* Excerpt to read *
——

Every day I watch my three-year-old son learn to navigate the politics of the playground in languages not his own.
We currently live in Bangkok, Thailand, where my husband works as a United States Foreign Service Officer. The city is vibrant and varied. Motorbikes zip in and out of traffic and neon-bright tuk-tuks ferry tourists to golden temples or bustling markets ripe with the smells of lime, coriander, and grilled pork. On any given day, I see Buddhist monks in saffron robes, Thai middle school students in lilac blue uniforms, Japanese businessmen clutching leather briefcases, and American babies carried by their Cambodian nannies.
While my husband conducts visa interviews or helps distressed American citizens, I’ve primarily learned the lay (and law) of the land through the city’s parks and playgrounds. Our apartment complex’s communal playground offers a lesson in cultural geography. Like Bangkok, the playground is multicultural and multilingual. Thai, Japanese, English, Russian, and Burmese (spoken in Myanmar) are the predominant languages I hear as children run around, bounce up and down on the see-saws, try to climb up the scuffed yellow slides, and scoot past each other on their balance bikes.
I usually observe this chaos while sitting on a tiled bench near the sandbox while my three-year-old son pours sand into a dump truck. As he plays—whether by himself or with others—I sometimes try to play the role of a bored observer, hoping to facilitate his sense of adventure and independence.
To paraphrase Hamlet, “the play’s the thing.” In this case, play is how children grow, how they make mistakes, how they draw limits, and how they explore their inner and social worlds. Play brings provocations, invitations, negotiations.
I like that idea. But I would like the idea more if I could guarantee that other children on the playground understood my son. Not knowing the language of the playground can be disorientating.
I watch as my son approaches a Japanese boy, clearly (in his mind) asking him for a turn with a toy car. The boy—who probably does not speak English, and would not understand toddlerese even if he does—ignores my son. What my son is trying to do is what I have asked him to do countless times—“ask to have a turn before taking a toy”—and I know that he is trying to make himself understood. I cannot rush to help; I do not know Japanese, and I cannot ask this boy to share. Instead, I feel pain for my son—trying so hard to be polite, yet ignored and misunderstood. I break my facade of a bored observer and interrupt his play. “Thanks for asking politely, buddy!” I call out.
Later, as we take the elevator back to our apartment, I tell my son that not every child on the playground will understand him. “That little boy is from Japan and speaks Japanese,” I say.
“It’s okay, Mom,” my son says, unfazed. “Next time, I sing ‘Totoro’ to him.”
At its very mention, the cheery theme song from My Neighbor Totoro fills my mind, and I laugh. I give my son’s hand an extra squeeze, contemplating the miracle of his working mind. He expects to be understood. To him, there is no doubt that singing a song from a Japanese cartoon will help others know he wants their friendship, even if he cannot pronounce Konnichiwa.
From child psychologists and self-described “experts” trying to sell the latest language-learning app, to moms I meet at the park, I’m constantly told that the best time for a child to learn “another” language is when they are young. There is truth to this. I’ve read the research, looked at data—neural pathways are malleable and impressionable during these crucial early years of life. And younger children learn differently than older children or adults; they generally communicate through imitation, through playful interactions, and are less embarrassed about making mistakes.

——

(Spatial layout entries)

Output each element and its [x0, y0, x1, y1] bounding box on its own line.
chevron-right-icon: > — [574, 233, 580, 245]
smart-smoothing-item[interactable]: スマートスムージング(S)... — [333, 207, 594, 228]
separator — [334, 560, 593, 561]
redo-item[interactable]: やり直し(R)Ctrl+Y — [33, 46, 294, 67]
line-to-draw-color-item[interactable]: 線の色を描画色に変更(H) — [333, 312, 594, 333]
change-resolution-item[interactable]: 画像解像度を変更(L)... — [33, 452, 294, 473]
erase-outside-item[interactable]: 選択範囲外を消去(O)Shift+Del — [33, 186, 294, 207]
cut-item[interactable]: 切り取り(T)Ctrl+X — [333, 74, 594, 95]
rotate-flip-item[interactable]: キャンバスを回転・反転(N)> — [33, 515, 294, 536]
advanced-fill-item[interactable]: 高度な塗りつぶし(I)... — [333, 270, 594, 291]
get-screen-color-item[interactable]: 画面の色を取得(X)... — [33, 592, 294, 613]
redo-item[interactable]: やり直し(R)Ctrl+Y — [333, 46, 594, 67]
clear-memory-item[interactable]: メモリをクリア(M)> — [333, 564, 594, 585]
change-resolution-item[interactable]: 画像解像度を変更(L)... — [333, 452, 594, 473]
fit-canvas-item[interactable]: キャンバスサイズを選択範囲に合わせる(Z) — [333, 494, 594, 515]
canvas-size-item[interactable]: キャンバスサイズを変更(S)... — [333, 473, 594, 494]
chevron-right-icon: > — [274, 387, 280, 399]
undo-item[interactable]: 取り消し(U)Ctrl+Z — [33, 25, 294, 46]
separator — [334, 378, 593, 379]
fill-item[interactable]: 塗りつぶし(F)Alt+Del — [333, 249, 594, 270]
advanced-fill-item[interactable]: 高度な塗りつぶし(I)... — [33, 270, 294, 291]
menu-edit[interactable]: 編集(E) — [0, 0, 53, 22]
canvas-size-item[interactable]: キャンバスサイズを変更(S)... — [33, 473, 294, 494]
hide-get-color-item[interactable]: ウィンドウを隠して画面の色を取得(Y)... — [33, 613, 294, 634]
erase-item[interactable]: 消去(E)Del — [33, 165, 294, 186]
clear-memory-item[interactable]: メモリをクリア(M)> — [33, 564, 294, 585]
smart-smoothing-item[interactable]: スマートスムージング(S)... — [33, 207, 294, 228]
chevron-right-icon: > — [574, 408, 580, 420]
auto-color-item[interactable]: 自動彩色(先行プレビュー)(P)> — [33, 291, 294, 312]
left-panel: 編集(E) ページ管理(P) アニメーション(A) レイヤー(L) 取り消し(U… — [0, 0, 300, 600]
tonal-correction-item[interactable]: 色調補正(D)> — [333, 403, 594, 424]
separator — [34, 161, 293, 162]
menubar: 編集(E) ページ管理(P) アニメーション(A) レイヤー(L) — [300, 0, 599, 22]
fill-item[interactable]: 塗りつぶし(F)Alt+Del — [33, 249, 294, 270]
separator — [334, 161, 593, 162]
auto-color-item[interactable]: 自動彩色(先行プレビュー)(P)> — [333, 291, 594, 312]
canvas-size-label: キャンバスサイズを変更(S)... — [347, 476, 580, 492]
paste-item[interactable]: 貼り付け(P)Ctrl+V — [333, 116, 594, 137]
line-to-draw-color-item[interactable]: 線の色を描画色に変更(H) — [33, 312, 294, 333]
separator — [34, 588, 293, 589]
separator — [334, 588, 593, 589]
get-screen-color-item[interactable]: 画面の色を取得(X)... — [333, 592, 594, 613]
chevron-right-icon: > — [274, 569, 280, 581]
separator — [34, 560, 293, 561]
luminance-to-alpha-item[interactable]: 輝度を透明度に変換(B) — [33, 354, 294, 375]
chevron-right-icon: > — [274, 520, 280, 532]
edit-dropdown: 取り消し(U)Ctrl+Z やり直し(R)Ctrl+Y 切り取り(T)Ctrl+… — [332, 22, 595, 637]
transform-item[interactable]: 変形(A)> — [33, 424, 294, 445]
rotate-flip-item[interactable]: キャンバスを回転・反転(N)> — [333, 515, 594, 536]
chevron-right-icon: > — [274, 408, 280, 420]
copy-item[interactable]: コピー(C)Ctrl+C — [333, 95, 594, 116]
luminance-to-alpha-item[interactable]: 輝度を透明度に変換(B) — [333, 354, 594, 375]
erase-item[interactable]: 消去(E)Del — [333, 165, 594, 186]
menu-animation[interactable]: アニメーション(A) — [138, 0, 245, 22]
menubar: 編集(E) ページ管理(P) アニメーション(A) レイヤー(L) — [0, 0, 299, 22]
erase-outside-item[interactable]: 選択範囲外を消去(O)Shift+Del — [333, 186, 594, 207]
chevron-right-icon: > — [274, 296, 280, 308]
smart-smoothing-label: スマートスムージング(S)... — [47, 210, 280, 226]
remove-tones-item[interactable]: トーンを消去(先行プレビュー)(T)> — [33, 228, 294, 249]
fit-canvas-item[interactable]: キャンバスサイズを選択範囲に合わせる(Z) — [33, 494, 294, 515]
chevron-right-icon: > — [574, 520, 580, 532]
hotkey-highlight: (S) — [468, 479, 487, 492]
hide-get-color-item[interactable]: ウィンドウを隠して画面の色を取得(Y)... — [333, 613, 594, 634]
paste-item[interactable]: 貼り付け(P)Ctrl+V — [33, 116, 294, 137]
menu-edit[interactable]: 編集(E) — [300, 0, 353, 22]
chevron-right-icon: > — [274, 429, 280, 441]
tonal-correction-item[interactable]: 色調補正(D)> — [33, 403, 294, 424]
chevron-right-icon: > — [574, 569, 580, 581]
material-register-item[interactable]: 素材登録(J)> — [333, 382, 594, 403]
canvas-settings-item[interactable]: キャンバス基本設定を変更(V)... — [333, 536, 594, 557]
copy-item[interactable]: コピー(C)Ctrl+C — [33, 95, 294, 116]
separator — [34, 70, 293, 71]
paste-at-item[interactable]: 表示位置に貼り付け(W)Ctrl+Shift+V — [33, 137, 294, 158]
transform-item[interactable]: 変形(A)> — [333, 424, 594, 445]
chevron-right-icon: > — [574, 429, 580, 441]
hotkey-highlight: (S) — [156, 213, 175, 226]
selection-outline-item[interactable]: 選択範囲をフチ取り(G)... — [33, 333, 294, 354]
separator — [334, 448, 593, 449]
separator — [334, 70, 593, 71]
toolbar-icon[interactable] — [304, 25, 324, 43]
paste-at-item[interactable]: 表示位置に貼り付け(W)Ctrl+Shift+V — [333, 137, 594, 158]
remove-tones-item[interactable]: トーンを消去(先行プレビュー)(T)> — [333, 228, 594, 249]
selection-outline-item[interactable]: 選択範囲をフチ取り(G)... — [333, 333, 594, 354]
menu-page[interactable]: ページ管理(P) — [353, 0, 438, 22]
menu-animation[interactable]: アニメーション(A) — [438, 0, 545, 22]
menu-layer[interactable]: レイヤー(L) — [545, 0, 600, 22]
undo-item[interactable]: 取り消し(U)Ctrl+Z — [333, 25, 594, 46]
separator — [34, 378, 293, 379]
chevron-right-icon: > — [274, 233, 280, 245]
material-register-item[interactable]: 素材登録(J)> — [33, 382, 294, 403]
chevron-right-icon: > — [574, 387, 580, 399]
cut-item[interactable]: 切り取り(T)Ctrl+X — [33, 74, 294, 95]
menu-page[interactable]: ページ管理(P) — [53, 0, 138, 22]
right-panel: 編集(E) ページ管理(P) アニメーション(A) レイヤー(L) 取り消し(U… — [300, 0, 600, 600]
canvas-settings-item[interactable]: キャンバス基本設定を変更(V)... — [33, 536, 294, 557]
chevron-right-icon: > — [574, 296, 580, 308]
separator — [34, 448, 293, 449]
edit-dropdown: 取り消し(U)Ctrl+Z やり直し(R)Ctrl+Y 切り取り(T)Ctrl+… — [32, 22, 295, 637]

——

* Exercise instructions *
1 - Update the rows from the first one through the one containing "redo-item[interactable]: やり直し(R)Ctrl+Y — [33, 46, 294, 67]" by replacing "separator" with "divider", leaving everything else unchanged.
2 - Take the essay about the Bangkok playground further, continuing from the point where it stops.

* Answers to the exercises *
1 -
Output each element and its [x0, y0, x1, y1] bounding box on its own line.
chevron-right-icon: > — [574, 233, 580, 245]
smart-smoothing-item[interactable]: スマートスムージング(S)... — [333, 207, 594, 228]
divider — [334, 560, 593, 561]
redo-item[interactable]: やり直し(R)Ctrl+Y — [33, 46, 294, 67]

2 -
But children are learning their first language—their mother tongue—during their early years, too. Blending sibilants, omitting and adding verbs or pronouns, recognizing that mom and dad call one flying object a bird, and yet another flying object a plane, trying to make themselves understood through motions, cries, and articulated mamas or papas. Learning even one language requires energy to organize, articulate, and experiment. I am no expert in the field, but from observing my young children, I sense how frustrating (and exhilarating) it can all be.
Learning one language is hard enough, let alone two or more. I perceive that my three-year-old resists any efforts to teach him Thai, whether through our Thai housekeeper or my limited phrases. He also gets upset when my husband and I speak languages we have learned throughout our lives—whether Spanish, French, Russian, or German—to him. Can’t you tell that I’m trying to learn your language, Mom? his eyes seem to say.
That unspoken question arrests me. What is my language? Not just English, but the language of Mom, the language of me? His memories and languages are developing together—bud and leaf—reaching towards the light of consciousness, absorbing his environment. I am, in many ways, his mother tongue.
Such a realization astounds and confounds me. It is sublime, in the true romantic sense of the word—both beautiful and terrifying. I find it beautiful that he craves the familiarity in my voice that he has known intimately since the womb—he wants to understand as much as he wants to be understood. But I am too aware of my own failures of expression. The divide between what I can and cannot speak terrifies me.
I try too hard to follow some sort of script, forgetting that my son doesn’t want perfection, he just wants me. And so I stumble along, mumbling and bumbling as I go, trying and failing and trying again to simultaneously learn and teach the languages of God.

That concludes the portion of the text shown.